- [What is being asked]:
Reproduce this listing in full.

Dataset rows about figures:
• • • • • • •
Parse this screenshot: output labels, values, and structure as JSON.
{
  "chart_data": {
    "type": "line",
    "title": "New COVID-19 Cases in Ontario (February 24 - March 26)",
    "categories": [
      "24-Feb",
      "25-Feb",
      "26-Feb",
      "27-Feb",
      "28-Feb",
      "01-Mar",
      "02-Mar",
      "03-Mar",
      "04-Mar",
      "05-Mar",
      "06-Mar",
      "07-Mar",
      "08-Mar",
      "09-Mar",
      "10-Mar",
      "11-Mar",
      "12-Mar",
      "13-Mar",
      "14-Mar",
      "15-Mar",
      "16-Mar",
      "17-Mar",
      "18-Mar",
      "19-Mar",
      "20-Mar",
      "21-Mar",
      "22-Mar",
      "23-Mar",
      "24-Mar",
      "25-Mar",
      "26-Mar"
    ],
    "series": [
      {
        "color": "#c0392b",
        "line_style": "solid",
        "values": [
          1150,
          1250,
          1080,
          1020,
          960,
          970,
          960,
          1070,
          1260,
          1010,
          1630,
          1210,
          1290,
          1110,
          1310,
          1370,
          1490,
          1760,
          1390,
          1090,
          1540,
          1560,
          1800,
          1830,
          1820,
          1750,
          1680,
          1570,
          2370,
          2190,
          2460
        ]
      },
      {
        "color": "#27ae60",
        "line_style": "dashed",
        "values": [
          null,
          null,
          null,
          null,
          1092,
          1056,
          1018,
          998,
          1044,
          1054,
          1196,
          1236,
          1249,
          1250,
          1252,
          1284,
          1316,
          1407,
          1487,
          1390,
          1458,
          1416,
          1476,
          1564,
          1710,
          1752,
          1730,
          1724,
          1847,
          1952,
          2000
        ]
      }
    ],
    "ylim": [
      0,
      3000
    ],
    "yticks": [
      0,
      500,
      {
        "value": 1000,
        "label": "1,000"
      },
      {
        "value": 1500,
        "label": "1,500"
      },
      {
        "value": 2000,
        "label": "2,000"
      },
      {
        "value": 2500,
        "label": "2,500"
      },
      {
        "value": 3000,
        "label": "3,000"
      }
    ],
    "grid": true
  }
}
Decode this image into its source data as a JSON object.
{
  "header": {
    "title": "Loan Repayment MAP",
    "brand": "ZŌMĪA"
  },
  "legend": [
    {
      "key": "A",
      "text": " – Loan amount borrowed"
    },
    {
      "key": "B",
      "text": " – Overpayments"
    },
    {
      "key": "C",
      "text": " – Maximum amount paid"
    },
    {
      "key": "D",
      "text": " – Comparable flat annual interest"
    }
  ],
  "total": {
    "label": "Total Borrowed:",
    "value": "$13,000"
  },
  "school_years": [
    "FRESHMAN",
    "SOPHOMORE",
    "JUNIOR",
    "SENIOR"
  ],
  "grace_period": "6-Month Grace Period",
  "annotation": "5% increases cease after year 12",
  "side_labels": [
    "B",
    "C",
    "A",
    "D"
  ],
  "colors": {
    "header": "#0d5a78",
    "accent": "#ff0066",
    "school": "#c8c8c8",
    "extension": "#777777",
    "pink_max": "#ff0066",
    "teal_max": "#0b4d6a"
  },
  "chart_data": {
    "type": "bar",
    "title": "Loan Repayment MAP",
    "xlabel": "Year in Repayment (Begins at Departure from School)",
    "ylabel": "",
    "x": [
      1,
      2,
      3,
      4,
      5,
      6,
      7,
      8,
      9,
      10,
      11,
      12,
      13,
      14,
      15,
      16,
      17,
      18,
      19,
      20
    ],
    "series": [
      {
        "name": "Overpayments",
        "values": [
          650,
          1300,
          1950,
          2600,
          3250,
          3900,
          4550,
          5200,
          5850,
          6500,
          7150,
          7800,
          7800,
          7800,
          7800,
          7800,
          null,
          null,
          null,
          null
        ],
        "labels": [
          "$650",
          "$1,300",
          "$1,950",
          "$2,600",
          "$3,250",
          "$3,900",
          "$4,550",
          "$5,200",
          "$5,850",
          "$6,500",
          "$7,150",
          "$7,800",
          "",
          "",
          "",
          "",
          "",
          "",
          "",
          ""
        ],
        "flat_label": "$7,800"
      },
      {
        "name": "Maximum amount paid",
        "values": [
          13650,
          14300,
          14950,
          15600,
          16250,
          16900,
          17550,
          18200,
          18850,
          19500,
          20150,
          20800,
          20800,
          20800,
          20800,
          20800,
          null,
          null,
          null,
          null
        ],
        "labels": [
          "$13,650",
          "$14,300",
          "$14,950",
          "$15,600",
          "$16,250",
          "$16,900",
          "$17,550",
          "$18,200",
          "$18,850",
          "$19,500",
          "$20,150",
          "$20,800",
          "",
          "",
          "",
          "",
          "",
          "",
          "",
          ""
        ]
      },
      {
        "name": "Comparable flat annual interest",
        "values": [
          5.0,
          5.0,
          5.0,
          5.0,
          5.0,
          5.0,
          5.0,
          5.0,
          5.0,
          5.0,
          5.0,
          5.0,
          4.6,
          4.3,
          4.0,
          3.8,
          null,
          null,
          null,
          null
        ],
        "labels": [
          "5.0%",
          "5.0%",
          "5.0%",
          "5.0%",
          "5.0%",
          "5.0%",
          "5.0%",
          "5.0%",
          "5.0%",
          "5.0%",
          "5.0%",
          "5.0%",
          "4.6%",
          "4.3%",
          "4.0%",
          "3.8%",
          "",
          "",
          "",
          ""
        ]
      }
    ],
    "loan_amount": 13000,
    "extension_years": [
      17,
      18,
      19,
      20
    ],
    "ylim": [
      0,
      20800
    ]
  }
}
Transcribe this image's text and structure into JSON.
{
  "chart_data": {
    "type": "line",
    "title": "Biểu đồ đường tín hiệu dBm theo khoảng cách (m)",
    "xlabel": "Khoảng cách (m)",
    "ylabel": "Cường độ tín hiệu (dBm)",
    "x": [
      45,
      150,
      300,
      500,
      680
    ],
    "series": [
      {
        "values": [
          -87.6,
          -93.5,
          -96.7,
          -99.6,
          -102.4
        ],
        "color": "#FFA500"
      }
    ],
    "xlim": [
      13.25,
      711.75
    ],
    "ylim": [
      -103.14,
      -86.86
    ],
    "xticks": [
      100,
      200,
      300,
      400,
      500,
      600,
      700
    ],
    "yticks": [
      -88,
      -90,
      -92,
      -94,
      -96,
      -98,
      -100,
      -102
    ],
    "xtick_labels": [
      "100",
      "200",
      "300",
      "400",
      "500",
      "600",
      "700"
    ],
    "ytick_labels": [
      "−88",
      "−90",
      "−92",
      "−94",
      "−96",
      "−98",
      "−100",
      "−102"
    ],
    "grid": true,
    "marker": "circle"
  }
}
• • • • • • •
- [Completed exercise]:
Parse this screenshot: output labels, values, and structure as JSON.
{
  "chart_data": {
    "type": "line",
    "title": "New COVID-19 Cases in Ontario (February 24 - March 26)",
    "categories": [
      "24-Feb",
      "25-Feb",
      "26-Feb",
      "27-Feb",
      "28-Feb",
      "01-Mar",
      "02-Mar",
      "03-Mar",
      "04-Mar",
      "05-Mar",
      "06-Mar",
      "07-Mar",
      "08-Mar",
      "09-Mar",
      "10-Mar",
      "11-Mar",
      "12-Mar",
      "13-Mar",
      "14-Mar",
      "15-Mar",
      "16-Mar",
      "17-Mar",
      "18-Mar",
      "19-Mar",
      "20-Mar",
      "21-Mar",
      "22-Mar",
      "23-Mar",
      "24-Mar",
      "25-Mar",
      "26-Mar"
    ],
    "series": [
      {
        "color": "#c0392b",
        "line_style": "solid",
        "values": [
          1150,
          1250,
          1080,
          1020,
          960,
          970,
          960,
          1070,
          1260,
          1010,
          1630,
          1210,
          1290,
          1110,
          1310,
          1370,
          1490,
          1760,
          1390,
          1090,
          1540,
          1560,
          1800,
          1830,
          1820,
          1750,
          1680,
          1570,
          2370,
          2190,
          2460
        ]
      },
      {
        "color": "#27ae60",
        "line_style": "dashed",
        "values": [
          null,
          null,
          null,
          null,
          1092,
          1056,
          1018,
          998,
          1044,
          1054,
          1196,
          1236,
          1249,
          1250,
          1252,
          1284,
          1316,
          1407,
          1487,
          1390,
          1458,
          1416,
          1476,
          1564,
          1710,
          1752,
          1730,
          1724,
          1847,
          1952,
          2000
        ]
      }
    ],
    "ylim": [
      0,
      3000
    ],
    "yticks": [
      0,
      500,
      {
        "value": 1000,
        "label": "1,000"
      },
      {
        "value": 1500,
        "label": "1,500"
      },
      {
        "value": 2000,
        "label": "2,000"
      },
      {
        "value": 2500,
        "label": "2,500"
      },
      {
        "value": 3000,
        "label": "3,000"
      }
    ],
    "grid": true
  }
}
Decode this image into its source data as a JSON object.
{
  "header": {
    "title": "Loan Repayment MAP",
    "brand": "ZŌMĪA"
  },
  "legend": [
    {
      "key": "A",
      "text": " – Loan amount borrowed"
    },
    {
      "key": "B",
      "text": " – Overpayments"
    },
    {
      "key": "C",
      "text": " – Maximum amount paid"
    },
    {
      "key": "D",
      "text": " – Comparable flat annual interest"
    }
  ],
  "total": {
    "label": "Total Borrowed:",
    "value": "$13,000"
  },
  "school_years": [
    "FRESHMAN",
    "SOPHOMORE",
    "JUNIOR",
    "SENIOR"
  ],
  "grace_period": "6-Month Grace Period",
  "annotation": "5% increases cease after year 12",
  "side_labels": [
    "B",
    "C",
    "A",
    "D"
  ],
  "colors": {
    "header": "#0d5a78",
    "accent": "#ff0066",
    "school": "#c8c8c8",
    "extension": "#777777",
    "pink_max": "#ff0066",
    "teal_max": "#0b4d6a"
  },
  "chart_data": {
    "type": "bar",
    "title": "Loan Repayment MAP",
    "xlabel": "Year in Repayment (Begins at Departure from School)",
    "ylabel": "",
    "x": [
      1,
      2,
      3,
      4,
      5,
      6,
      7,
      8,
      9,
      10,
      11,
      12,
      13,
      14,
      15,
      16,
      17,
      18,
      19,
      20
    ],
    "series": [
      {
        "name": "Overpayments",
        "values": [
          650,
          1300,
          1950,
          2600,
          3250,
          3900,
          4550,
          5200,
          5850,
          6500,
          7150,
          7800,
          7800,
          7800,
          7800,
          7800,
          null,
          null,
          null,
          null
        ],
        "labels": [
          "$650",
          "$1,300",
          "$1,950",
          "$2,600",
          "$3,250",
          "$3,900",
          "$4,550",
          "$5,200",
          "$5,850",
          "$6,500",
          "$7,150",
          "$7,800",
          "",
          "",
          "",
          "",
          "",
          "",
          "",
          ""
        ],
        "flat_label": "$7,800"
      },
      {
        "name": "Maximum amount paid",
        "values": [
          13650,
          14300,
          14950,
          15600,
          16250,
          16900,
          17550,
          18200,
          18850,
          19500,
          20150,
          20800,
          20800,
          20800,
          20800,
          20800,
          null,
          null,
          null,
          null
        ],
        "labels": [
          "$13,650",
          "$14,300",
          "$14,950",
          "$15,600",
          "$16,250",
          "$16,900",
          "$17,550",
          "$18,200",
          "$18,850",
          "$19,500",
          "$20,150",
          "$20,800",
          "",
          "",
          "",
          "",
          "",
          "",
          "",
          ""
        ]
      },
      {
        "name": "Comparable flat annual interest",
        "values": [
          5.0,
          5.0,
          5.0,
          5.0,
          5.0,
          5.0,
          5.0,
          5.0,
          5.0,
          5.0,
          5.0,
          5.0,
          4.6,
          4.3,
          4.0,
          3.8,
          null,
          null,
          null,
          null
        ],
        "labels": [
          "5.0%",
          "5.0%",
          "5.0%",
          "5.0%",
          "5.0%",
          "5.0%",
          "5.0%",
          "5.0%",
          "5.0%",
          "5.0%",
          "5.0%",
          "5.0%",
          "4.6%",
          "4.3%",
          "4.0%",
          "3.8%",
          "",
          "",
          "",
          ""
        ]
      }
    ],
    "loan_amount": 13000,
    "extension_years": [
      17,
      18,
      19,
      20
    ],
    "ylim": [
      0,
      20800
    ]
  }
}
Transcribe this image's text and structure into JSON.
{
  "chart_data": {
    "type": "line",
    "title": "Biểu đồ đường tín hiệu dBm theo khoảng cách (m)",
    "xlabel": "Khoảng cách (m)",
    "ylabel": "Cường độ tín hiệu (dBm)",
    "x": [
      45,
      150,
      300,
      500,
      680
    ],
    "series": [
      {
        "values": [
          -87.6,
          -93.5,
          -96.7,
          -99.6,
          -102.4
        ],
        "color": "#FFA500"
      }
    ],
    "xlim": [
      13.25,
      711.75
    ],
    "ylim": [
      -103.14,
      -86.86
    ],
    "xticks": [
      100,
      200,
      300,
      400,
      500,
      600,
      700
    ],
    "yticks": [
      -88,
      -90,
      -92,
      -94,
      -96,
      -98,
      -100,
      -102
    ],
    "xtick_labels": [
      "100",
      "200",
      "300",
      "400",
      "500",
      "600",
      "700"
    ],
    "ytick_labels": [
      "−88",
      "−90",
      "−92",
      "−94",
      "−96",
      "−98",
      "−100",
      "−102"
    ],
    "grid": true,
    "marker": "circle"
  }
}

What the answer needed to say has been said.